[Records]
|---|

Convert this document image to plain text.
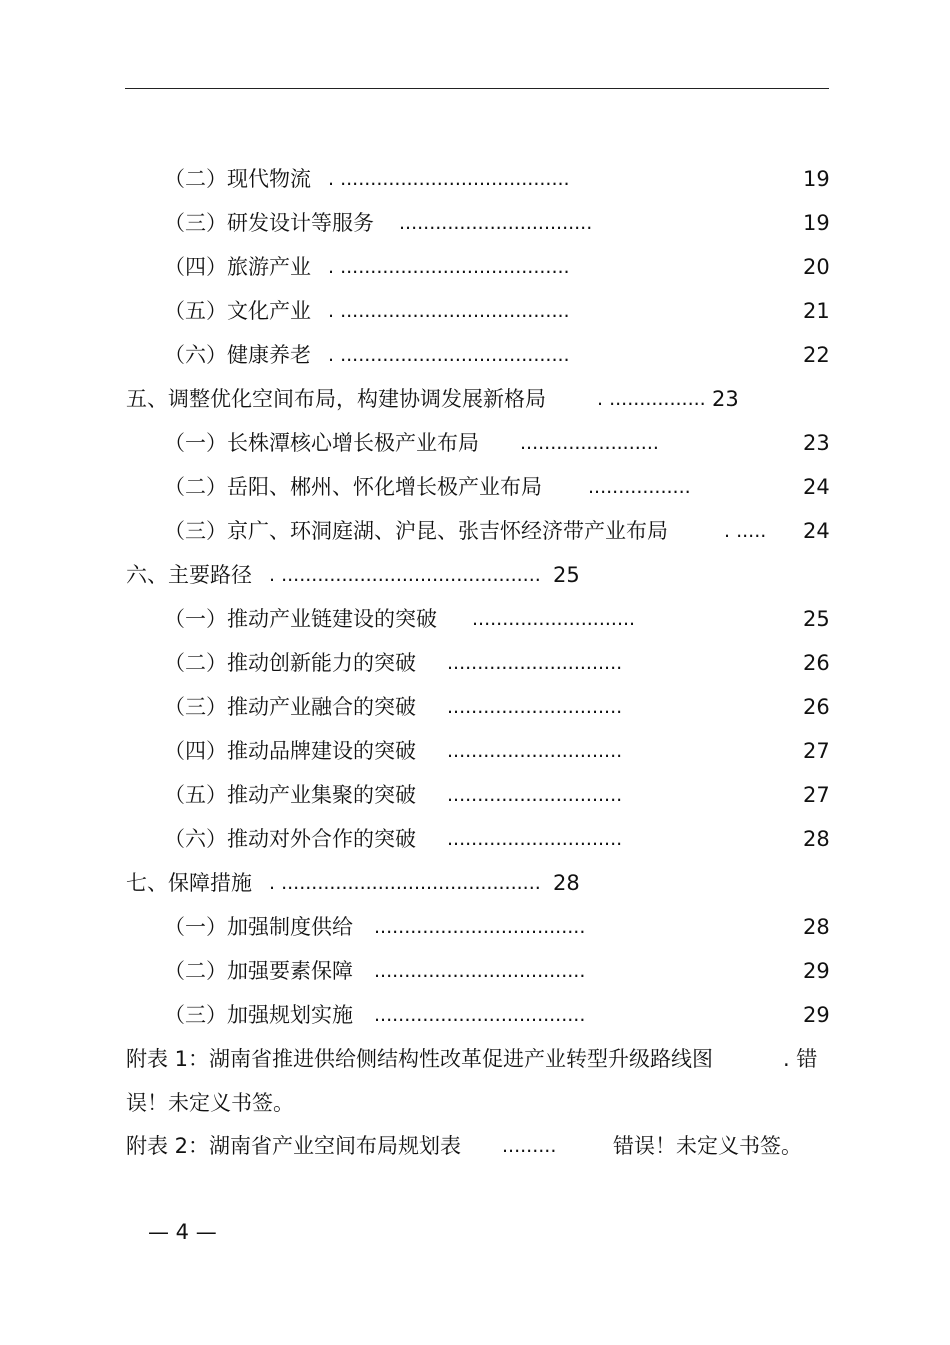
（二）现代物流 . ......................................	19
（三）研发设计等服务 ................................	19
（四）旅游产业 . ......................................	20
（五）文化产业 . ......................................	21
（六）健康养老 . ......................................	22
五、调整优化空间布局，构建协调发展新格局	. ................ 23
（一）长株潭核心增长极产业布局 .......................	23
（二）岳阳、郴州、怀化增长极产业布局 .................	24
（三）京广、环洞庭湖、沪昆、张吉怀经济带产业布局	. ..... 24
六、主要路径 . ........................................... 25
（一）推动产业链建设的突破 ...........................	25
（二）推动创新能力的突破 .............................	26
（三）推动产业融合的突破 .............................	26
（四）推动品牌建设的突破 .............................	27
（五）推动产业集聚的突破 .............................	27
（六）推动对外合作的突破 .............................	28
七、保障措施 . ........................................... 28
（一）加强制度供给 ...................................	28
（二）加强要素保障 ...................................	29
（三）加强规划实施 ...................................	29
附表 1：湖南省推进供给侧结构性改革促进产业转型升级路线图	. 错
误！未定义书签。
附表 2：湖南省产业空间布局规划表 .........	错误！未定义书签。
— 4 —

|---|

> **Problem to work on**
Make an exact copy of the listing above. Do not include the pictures.

> **Answer in full**
Convert this document image to plain text.
（二）现代物流 . ......................................	19
（三）研发设计等服务 ................................	19
（四）旅游产业 . ......................................	20
（五）文化产业 . ......................................	21
（六）健康养老 . ......................................	22
五、调整优化空间布局，构建协调发展新格局	. ................ 23
（一）长株潭核心增长极产业布局 .......................	23
（二）岳阳、郴州、怀化增长极产业布局 .................	24
（三）京广、环洞庭湖、沪昆、张吉怀经济带产业布局	. ..... 24
六、主要路径 . ........................................... 25
（一）推动产业链建设的突破 ...........................	25
（二）推动创新能力的突破 .............................	26
（三）推动产业融合的突破 .............................	26
（四）推动品牌建设的突破 .............................	27
（五）推动产业集聚的突破 .............................	27
（六）推动对外合作的突破 .............................	28
七、保障措施 . ........................................... 28
（一）加强制度供给 ...................................	28
（二）加强要素保障 ...................................	29
（三）加强规划实施 ...................................	29
附表 1：湖南省推进供给侧结构性改革促进产业转型升级路线图	. 错
误！未定义书签。
附表 2：湖南省产业空间布局规划表 .........	错误！未定义书签。
— 4 —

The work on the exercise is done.